**WHAT IS REQUIRED:** From the entries below, gather every line containing the string "Page".

**DATA SECTION:**
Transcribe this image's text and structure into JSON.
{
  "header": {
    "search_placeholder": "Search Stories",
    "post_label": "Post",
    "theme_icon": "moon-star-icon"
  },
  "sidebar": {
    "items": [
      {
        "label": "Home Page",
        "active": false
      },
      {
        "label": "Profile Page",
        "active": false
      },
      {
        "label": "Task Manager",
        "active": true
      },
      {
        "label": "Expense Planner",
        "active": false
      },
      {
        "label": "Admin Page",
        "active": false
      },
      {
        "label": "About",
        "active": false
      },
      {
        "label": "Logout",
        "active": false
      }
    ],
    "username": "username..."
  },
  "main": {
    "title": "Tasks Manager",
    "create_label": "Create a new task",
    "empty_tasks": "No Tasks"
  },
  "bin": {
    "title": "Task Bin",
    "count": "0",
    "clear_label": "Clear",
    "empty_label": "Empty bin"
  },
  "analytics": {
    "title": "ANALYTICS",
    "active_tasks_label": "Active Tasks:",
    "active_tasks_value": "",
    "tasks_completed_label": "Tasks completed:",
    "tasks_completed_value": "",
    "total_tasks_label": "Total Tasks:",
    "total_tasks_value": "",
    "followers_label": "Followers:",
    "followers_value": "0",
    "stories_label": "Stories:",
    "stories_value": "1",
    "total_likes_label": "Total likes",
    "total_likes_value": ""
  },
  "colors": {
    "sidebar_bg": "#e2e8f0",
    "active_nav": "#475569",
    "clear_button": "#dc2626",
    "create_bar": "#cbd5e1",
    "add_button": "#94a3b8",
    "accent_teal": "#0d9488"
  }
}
...
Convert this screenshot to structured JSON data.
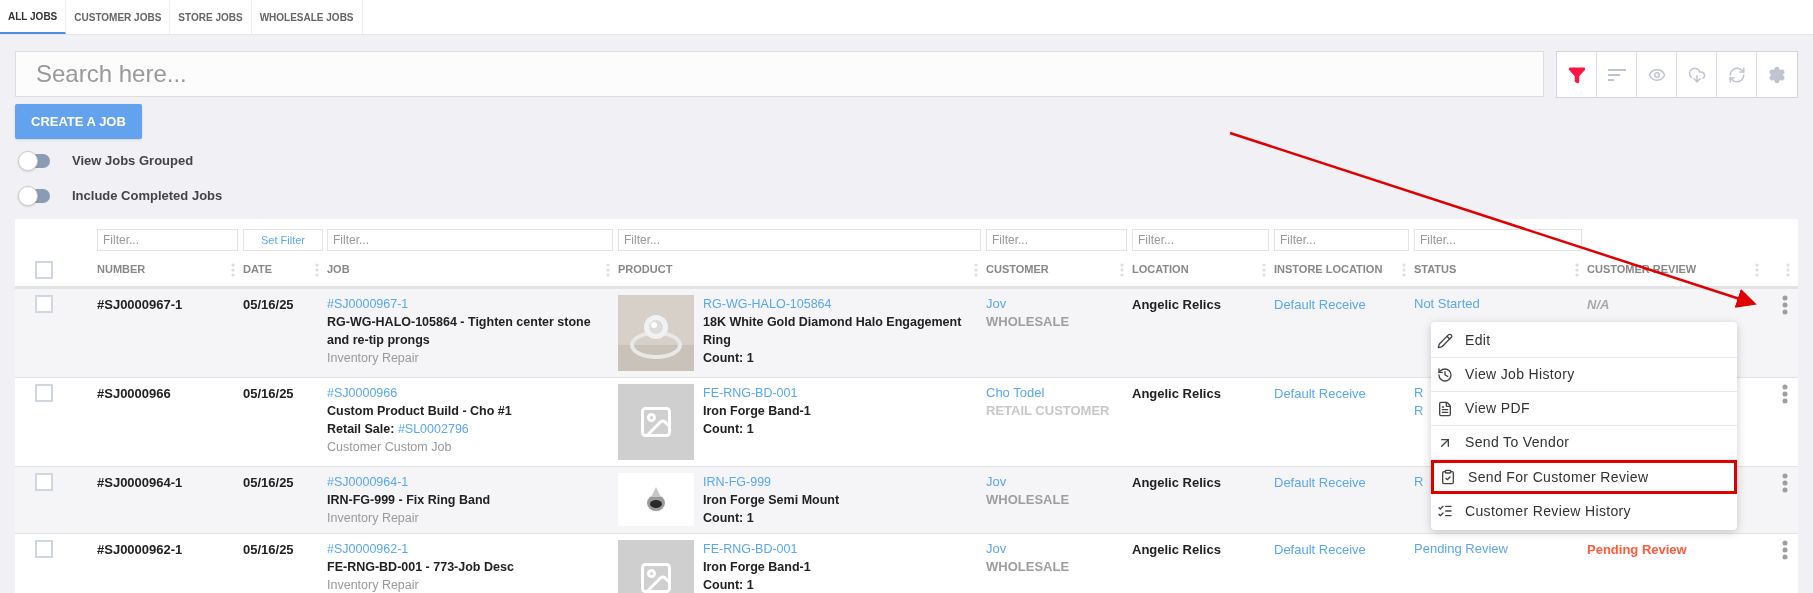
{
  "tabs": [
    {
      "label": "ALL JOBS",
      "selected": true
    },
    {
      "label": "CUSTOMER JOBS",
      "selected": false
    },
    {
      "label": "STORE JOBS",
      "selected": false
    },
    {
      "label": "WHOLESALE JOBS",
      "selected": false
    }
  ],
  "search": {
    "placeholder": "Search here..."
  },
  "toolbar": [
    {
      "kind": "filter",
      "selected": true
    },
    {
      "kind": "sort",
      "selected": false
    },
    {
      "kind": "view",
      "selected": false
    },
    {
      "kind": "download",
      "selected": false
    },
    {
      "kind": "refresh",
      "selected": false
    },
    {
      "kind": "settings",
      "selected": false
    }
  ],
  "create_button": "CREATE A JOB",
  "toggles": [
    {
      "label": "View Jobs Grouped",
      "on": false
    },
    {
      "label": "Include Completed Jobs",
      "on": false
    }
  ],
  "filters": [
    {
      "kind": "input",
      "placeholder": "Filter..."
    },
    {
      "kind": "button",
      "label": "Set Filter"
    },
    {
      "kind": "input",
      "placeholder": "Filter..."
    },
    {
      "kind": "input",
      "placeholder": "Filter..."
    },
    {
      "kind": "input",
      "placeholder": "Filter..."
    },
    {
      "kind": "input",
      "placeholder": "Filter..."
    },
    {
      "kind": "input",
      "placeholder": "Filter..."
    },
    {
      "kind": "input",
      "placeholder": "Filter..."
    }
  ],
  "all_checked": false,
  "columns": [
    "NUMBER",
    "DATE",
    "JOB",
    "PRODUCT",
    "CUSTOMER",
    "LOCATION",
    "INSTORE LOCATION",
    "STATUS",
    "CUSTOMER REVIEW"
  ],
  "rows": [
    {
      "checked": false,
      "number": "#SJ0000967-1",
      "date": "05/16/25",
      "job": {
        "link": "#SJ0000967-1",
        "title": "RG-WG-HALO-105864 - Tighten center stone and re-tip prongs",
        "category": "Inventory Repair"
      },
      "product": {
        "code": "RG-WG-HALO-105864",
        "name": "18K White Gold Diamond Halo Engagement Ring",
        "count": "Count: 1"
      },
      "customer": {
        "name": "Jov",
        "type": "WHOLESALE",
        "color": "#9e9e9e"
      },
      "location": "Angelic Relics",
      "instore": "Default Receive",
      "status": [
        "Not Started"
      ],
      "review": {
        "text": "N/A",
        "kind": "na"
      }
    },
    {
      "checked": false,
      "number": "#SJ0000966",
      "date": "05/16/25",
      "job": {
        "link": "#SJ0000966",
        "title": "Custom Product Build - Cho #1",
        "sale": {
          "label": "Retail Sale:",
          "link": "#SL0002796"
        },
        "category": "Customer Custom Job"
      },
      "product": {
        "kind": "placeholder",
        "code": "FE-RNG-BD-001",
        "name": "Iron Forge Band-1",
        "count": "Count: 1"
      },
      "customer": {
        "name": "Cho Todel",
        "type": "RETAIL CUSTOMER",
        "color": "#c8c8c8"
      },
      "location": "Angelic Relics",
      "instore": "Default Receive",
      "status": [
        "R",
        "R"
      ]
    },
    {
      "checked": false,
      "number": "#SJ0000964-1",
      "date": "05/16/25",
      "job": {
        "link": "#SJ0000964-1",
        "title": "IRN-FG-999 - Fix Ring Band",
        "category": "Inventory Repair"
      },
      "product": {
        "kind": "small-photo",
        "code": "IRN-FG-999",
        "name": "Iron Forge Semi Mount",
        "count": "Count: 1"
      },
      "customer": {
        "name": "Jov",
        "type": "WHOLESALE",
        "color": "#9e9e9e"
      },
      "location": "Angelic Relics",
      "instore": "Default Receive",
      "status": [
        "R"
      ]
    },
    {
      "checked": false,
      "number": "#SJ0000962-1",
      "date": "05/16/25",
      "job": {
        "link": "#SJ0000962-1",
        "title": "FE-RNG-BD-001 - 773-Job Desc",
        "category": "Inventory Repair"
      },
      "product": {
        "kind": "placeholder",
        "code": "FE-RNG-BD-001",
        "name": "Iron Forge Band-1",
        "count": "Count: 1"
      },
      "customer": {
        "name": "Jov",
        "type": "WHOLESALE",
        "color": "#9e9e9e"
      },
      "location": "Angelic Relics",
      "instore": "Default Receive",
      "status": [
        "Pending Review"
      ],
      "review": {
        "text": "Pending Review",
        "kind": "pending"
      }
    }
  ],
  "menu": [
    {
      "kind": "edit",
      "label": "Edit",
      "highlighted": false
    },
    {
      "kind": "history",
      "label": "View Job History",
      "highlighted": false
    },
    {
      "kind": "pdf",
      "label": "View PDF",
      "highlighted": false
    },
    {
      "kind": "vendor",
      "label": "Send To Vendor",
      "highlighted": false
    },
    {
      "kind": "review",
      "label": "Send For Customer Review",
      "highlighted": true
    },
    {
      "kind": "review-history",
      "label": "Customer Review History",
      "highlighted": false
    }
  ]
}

**FINISHED TASK:**
        "label": "Home Page",
        "label": "Profile Page",
        "label": "Admin Page",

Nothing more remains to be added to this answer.